TASK DESCRIPTION - Print all of the entries exactly, minus the pictures.

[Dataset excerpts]
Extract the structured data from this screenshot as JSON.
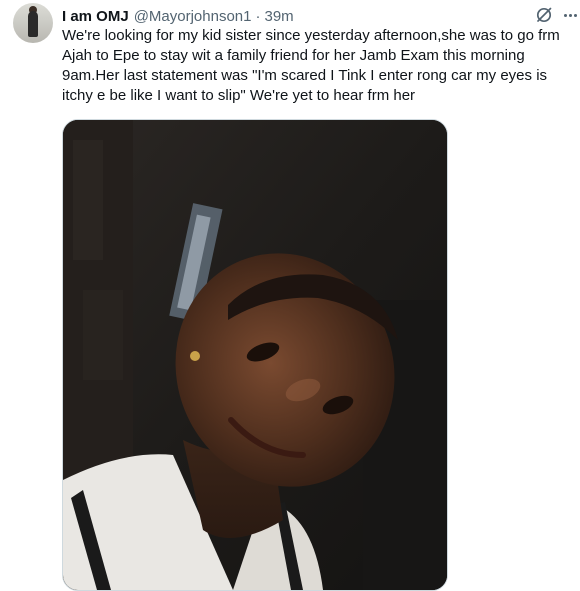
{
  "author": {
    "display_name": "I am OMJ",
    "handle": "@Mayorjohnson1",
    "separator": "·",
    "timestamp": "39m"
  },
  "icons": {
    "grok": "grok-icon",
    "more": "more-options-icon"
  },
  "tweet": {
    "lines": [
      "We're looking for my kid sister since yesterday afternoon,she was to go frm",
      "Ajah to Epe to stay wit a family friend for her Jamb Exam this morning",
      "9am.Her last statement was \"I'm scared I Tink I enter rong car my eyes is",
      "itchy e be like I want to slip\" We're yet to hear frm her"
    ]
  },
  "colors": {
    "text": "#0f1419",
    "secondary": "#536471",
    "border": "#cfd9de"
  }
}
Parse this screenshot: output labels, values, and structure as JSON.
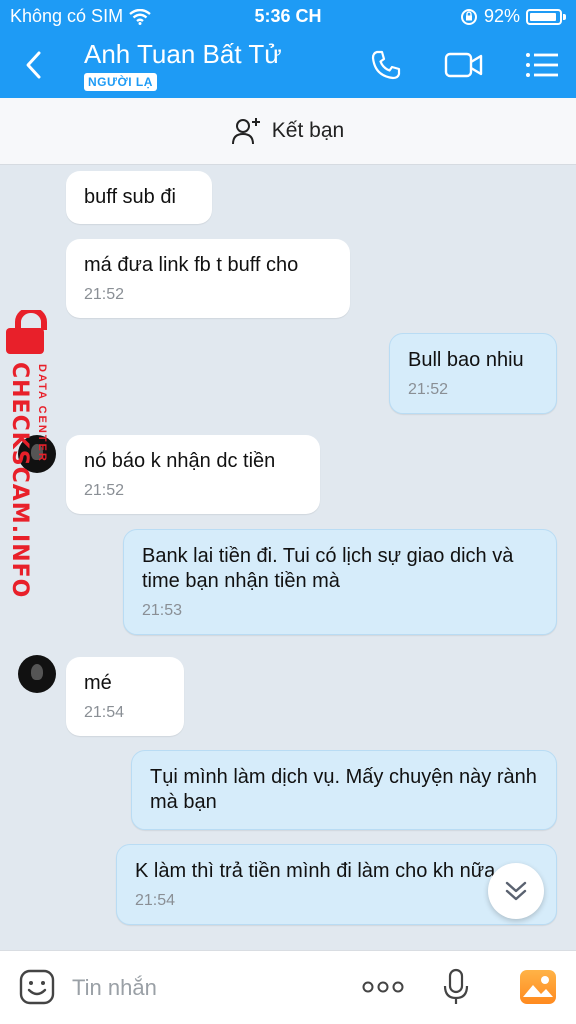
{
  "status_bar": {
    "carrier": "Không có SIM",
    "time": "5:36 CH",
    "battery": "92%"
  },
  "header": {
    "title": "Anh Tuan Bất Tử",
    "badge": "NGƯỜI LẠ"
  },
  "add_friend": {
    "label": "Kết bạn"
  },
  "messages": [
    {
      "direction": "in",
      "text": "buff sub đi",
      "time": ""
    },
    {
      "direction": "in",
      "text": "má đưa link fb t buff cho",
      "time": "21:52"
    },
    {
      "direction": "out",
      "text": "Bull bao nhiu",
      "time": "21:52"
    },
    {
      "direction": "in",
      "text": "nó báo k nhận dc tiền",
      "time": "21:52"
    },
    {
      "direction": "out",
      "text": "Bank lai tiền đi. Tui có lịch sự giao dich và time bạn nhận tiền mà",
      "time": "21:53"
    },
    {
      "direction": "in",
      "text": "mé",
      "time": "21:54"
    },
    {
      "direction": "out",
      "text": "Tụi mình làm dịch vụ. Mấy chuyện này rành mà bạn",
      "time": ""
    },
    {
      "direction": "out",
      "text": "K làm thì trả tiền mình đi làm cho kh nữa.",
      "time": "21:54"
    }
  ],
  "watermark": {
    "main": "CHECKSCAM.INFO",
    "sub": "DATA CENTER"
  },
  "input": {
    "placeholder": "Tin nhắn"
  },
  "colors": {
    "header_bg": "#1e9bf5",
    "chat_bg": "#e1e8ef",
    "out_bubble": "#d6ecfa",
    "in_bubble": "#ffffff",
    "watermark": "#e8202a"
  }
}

THE REPLY -
Extract the structured data from this screenshot as JSON.
{
  "author": {
    "display_name": "I am OMJ",
    "handle": "@Mayorjohnson1",
    "separator": "·",
    "timestamp": "39m"
  },
  "icons": {
    "grok": "grok-icon",
    "more": "more-options-icon"
  },
  "tweet": {
    "lines": [
      "We're looking for my kid sister since yesterday afternoon,she was to go frm",
      "Ajah to Epe to stay wit a family friend for her Jamb Exam this morning",
      "9am.Her last statement was \"I'm scared I Tink I enter rong car my eyes is",
      "itchy e be like I want to slip\" We're yet to hear frm her"
    ]
  },
  "colors": {
    "text": "#0f1419",
    "secondary": "#536471",
    "border": "#cfd9de"
  }
}
Parse this screenshot: output labels, values, and structure as JSON.
{
  "status_bar": {
    "carrier": "Không có SIM",
    "time": "5:36 CH",
    "battery": "92%"
  },
  "header": {
    "title": "Anh Tuan Bất Tử",
    "badge": "NGƯỜI LẠ"
  },
  "add_friend": {
    "label": "Kết bạn"
  },
  "messages": [
    {
      "direction": "in",
      "text": "buff sub đi",
      "time": ""
    },
    {
      "direction": "in",
      "text": "má đưa link fb t buff cho",
      "time": "21:52"
    },
    {
      "direction": "out",
      "text": "Bull bao nhiu",
      "time": "21:52"
    },
    {
      "direction": "in",
      "text": "nó báo k nhận dc tiền",
      "time": "21:52"
    },
    {
      "direction": "out",
      "text": "Bank lai tiền đi. Tui có lịch sự giao dich và time bạn nhận tiền mà",
      "time": "21:53"
    },
    {
      "direction": "in",
      "text": "mé",
      "time": "21:54"
    },
    {
      "direction": "out",
      "text": "Tụi mình làm dịch vụ. Mấy chuyện này rành mà bạn",
      "time": ""
    },
    {
      "direction": "out",
      "text": "K làm thì trả tiền mình đi làm cho kh nữa.",
      "time": "21:54"
    }
  ],
  "watermark": {
    "main": "CHECKSCAM.INFO",
    "sub": "DATA CENTER"
  },
  "input": {
    "placeholder": "Tin nhắn"
  },
  "colors": {
    "header_bg": "#1e9bf5",
    "chat_bg": "#e1e8ef",
    "out_bubble": "#d6ecfa",
    "in_bubble": "#ffffff",
    "watermark": "#e8202a"
  }
}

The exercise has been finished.